── Recorded data ──

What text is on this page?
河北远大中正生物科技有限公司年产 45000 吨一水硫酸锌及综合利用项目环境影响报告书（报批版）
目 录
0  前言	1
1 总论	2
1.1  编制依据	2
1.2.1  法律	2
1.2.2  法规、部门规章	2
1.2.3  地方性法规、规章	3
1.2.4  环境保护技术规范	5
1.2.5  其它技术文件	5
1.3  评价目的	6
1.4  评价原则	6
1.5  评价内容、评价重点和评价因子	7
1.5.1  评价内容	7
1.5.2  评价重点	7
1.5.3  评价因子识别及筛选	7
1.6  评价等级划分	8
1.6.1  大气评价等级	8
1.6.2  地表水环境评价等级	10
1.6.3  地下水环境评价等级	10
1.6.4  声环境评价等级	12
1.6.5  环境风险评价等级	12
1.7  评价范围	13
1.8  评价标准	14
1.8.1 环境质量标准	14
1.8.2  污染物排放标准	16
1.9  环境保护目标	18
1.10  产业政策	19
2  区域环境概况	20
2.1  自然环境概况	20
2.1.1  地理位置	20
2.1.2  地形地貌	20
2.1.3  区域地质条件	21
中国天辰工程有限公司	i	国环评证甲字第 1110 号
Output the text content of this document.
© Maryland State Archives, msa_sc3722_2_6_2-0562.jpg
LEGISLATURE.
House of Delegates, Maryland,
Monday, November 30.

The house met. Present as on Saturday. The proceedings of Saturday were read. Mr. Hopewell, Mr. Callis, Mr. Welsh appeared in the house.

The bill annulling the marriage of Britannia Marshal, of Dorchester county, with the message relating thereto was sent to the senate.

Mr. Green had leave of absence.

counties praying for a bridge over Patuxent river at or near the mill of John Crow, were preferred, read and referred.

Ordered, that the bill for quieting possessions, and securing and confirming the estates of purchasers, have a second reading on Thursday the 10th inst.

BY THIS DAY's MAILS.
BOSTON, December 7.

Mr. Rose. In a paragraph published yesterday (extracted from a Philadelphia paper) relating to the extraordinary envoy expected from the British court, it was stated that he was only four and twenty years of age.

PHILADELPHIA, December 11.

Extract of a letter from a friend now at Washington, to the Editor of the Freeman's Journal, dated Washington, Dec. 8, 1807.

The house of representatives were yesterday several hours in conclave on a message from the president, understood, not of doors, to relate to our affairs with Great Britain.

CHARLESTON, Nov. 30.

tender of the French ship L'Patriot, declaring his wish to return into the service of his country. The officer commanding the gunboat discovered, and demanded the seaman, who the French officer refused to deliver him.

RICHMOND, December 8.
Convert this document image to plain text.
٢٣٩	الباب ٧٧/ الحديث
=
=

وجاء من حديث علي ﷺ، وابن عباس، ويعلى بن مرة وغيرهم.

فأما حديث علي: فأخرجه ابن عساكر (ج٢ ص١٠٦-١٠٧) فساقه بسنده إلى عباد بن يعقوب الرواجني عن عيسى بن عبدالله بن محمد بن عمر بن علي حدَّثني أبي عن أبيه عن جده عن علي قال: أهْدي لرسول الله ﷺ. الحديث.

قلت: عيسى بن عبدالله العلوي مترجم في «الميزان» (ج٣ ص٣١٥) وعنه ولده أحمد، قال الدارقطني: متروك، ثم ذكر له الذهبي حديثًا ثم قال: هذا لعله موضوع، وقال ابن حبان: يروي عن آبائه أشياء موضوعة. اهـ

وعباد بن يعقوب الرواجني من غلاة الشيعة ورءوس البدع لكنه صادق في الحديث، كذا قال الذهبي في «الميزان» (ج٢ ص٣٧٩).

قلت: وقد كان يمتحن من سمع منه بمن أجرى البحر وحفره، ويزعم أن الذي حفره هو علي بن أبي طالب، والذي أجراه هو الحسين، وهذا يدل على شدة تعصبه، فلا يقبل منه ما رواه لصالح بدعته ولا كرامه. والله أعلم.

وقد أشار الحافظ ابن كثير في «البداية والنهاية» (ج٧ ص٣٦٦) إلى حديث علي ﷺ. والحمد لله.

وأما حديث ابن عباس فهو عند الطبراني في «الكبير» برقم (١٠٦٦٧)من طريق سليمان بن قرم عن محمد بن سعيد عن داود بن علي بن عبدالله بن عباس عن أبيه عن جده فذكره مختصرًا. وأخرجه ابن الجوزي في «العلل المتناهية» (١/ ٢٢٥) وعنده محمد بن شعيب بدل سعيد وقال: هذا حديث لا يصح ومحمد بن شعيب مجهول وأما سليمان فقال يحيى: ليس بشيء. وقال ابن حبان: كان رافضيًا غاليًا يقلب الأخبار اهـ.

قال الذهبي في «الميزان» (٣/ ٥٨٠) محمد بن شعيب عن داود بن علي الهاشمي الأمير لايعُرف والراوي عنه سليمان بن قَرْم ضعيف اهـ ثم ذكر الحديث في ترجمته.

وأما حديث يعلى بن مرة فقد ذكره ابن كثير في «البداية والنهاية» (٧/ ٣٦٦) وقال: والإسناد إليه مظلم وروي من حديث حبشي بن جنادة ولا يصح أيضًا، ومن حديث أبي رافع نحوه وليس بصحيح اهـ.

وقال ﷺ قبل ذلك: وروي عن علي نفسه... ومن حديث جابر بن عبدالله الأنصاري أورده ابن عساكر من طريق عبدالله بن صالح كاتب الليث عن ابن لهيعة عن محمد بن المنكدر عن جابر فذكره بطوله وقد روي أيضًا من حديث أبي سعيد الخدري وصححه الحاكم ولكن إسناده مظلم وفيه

───

## Problem statement
Report how many lines in this data include the string "مظلم", and nothing else.

## Problem solution
2